**Exercise material**
.....

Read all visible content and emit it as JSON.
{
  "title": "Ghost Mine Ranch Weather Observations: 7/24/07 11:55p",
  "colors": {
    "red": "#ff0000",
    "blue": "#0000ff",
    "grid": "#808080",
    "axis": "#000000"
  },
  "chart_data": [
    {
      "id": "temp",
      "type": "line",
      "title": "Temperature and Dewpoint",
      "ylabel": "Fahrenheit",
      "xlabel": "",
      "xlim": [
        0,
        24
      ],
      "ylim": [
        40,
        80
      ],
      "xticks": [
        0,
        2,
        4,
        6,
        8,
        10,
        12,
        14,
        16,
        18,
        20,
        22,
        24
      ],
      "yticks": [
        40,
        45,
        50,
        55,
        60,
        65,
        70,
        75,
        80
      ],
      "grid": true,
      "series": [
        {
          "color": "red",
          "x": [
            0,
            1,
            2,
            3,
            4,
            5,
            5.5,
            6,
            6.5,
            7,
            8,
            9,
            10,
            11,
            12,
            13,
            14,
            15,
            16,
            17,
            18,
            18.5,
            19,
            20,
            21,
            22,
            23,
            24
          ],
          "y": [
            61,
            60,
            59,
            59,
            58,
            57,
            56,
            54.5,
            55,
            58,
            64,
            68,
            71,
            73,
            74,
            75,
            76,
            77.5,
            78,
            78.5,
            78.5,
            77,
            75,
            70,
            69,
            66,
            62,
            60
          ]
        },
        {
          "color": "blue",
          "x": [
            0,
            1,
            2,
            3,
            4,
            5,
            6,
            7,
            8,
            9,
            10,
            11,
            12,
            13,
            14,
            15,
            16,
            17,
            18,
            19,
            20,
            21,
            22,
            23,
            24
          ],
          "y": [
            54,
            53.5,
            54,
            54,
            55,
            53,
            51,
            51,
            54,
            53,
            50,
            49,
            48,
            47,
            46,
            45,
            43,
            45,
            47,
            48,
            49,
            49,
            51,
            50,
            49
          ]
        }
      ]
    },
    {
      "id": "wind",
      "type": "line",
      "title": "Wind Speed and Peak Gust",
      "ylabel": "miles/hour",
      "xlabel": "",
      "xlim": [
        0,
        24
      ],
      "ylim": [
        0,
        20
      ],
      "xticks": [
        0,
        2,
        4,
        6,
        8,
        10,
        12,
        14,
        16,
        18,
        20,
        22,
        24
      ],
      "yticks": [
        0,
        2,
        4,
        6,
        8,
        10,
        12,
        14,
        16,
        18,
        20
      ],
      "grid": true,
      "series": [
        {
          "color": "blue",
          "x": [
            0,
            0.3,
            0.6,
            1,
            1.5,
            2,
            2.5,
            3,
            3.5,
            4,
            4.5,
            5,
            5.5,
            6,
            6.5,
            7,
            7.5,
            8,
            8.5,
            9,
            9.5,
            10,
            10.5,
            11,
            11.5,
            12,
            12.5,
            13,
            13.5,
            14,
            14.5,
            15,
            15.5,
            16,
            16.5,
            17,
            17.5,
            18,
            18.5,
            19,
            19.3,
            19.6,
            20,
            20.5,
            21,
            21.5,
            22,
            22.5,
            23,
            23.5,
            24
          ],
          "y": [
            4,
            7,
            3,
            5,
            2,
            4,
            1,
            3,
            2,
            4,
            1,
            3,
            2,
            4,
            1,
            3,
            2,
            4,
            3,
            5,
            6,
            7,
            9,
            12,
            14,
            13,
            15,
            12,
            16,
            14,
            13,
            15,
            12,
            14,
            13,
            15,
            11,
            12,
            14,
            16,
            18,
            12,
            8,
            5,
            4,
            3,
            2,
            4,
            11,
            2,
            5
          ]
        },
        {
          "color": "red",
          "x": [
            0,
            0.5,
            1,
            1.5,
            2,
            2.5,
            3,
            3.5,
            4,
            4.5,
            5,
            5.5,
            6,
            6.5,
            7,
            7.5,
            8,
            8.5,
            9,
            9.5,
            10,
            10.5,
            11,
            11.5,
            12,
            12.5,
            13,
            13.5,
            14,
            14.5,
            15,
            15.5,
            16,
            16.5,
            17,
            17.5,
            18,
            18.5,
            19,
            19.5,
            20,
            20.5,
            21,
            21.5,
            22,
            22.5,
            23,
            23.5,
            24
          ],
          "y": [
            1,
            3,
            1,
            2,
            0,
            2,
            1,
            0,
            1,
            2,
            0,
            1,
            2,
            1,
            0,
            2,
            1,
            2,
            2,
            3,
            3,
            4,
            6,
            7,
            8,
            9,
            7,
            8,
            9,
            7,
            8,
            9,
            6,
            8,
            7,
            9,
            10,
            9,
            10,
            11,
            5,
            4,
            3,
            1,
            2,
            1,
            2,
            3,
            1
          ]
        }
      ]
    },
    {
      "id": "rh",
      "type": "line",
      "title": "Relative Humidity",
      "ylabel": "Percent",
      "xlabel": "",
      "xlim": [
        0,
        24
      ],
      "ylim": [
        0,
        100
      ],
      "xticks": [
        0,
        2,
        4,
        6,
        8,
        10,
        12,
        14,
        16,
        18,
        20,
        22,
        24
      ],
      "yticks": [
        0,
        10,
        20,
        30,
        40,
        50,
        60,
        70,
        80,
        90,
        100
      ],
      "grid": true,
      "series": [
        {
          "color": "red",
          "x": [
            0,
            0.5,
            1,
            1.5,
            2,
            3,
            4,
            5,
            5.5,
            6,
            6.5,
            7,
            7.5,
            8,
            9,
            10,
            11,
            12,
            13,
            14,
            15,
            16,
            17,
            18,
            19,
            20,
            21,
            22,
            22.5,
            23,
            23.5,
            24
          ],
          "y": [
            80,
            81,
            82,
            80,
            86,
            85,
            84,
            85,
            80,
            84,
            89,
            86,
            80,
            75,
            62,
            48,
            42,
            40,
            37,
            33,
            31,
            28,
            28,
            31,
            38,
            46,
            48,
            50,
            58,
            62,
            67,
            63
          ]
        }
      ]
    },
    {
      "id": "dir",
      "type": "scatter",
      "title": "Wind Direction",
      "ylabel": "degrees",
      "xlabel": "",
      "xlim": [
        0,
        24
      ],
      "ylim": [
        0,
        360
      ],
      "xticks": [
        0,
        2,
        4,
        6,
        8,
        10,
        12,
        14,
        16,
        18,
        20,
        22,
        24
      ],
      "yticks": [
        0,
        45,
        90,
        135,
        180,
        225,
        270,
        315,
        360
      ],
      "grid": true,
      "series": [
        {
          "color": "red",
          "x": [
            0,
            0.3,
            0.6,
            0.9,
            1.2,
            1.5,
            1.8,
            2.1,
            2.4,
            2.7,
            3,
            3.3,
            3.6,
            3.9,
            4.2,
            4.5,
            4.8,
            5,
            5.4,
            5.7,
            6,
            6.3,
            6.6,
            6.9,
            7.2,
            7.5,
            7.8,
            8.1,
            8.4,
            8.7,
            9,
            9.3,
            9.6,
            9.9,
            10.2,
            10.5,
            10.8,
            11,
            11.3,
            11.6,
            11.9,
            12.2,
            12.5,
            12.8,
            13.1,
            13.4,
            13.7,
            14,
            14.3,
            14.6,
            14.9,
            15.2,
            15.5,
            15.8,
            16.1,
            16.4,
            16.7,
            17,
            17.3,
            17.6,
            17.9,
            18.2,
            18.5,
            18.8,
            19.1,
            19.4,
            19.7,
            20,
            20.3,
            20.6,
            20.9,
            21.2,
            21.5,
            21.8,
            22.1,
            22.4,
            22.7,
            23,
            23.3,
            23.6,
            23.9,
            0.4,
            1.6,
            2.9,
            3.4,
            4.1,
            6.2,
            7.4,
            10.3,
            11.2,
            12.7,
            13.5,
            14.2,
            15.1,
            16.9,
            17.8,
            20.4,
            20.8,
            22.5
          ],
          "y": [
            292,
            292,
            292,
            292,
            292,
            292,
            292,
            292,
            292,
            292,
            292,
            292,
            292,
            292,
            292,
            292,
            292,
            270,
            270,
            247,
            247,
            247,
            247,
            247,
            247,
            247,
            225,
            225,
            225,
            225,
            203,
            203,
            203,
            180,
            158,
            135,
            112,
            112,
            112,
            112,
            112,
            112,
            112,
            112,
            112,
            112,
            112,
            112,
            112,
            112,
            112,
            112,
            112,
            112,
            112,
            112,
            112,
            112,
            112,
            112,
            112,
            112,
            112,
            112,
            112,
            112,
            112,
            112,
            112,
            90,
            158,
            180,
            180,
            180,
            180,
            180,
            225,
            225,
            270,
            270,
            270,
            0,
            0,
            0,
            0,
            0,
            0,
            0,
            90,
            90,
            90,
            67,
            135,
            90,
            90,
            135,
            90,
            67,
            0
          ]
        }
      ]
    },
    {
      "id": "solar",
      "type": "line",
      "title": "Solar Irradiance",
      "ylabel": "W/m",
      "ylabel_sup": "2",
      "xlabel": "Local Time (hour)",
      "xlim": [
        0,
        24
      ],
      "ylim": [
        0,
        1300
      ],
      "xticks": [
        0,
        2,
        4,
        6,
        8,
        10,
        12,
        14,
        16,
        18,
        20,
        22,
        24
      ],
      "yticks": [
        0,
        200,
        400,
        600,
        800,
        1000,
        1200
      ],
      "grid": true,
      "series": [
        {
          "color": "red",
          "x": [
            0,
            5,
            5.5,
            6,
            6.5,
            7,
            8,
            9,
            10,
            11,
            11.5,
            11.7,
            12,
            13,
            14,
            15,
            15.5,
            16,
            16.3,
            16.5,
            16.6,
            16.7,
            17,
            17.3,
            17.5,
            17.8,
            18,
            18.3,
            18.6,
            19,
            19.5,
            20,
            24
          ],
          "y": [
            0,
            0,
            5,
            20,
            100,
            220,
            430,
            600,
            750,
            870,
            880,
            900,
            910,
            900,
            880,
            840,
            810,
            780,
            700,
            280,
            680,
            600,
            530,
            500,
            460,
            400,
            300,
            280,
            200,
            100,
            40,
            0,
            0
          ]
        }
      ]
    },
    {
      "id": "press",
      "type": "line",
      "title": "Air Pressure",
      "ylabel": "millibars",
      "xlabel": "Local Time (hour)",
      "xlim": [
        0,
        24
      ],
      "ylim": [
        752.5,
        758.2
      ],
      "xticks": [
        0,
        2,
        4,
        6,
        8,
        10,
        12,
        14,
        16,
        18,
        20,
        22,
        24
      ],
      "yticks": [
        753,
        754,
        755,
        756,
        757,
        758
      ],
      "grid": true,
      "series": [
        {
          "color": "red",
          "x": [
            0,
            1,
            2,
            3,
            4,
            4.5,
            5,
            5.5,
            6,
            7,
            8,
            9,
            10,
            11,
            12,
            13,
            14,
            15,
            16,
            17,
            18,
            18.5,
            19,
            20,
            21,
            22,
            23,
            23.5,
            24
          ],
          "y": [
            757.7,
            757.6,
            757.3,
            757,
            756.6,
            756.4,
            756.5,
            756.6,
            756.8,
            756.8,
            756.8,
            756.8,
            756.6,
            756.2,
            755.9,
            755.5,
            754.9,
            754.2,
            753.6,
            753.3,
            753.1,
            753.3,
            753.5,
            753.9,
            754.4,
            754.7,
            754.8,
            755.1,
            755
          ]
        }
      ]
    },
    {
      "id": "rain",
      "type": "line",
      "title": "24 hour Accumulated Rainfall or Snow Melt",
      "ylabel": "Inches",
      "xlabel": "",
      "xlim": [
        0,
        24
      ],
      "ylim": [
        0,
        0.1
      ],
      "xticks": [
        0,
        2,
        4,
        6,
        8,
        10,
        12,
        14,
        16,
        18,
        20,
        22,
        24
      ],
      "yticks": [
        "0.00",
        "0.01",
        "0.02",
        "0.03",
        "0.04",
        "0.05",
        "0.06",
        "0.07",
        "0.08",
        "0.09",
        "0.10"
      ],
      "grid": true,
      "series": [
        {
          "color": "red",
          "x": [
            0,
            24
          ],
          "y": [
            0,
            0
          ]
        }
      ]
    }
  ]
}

.....

List each line holding the string "hour".

      "ylabel": "miles/hour",
      "xlabel": "Local Time (hour)",
      "xlabel": "Local Time (hour)",
      "title": "24 hour Accumulated Rainfall or Snow Melt",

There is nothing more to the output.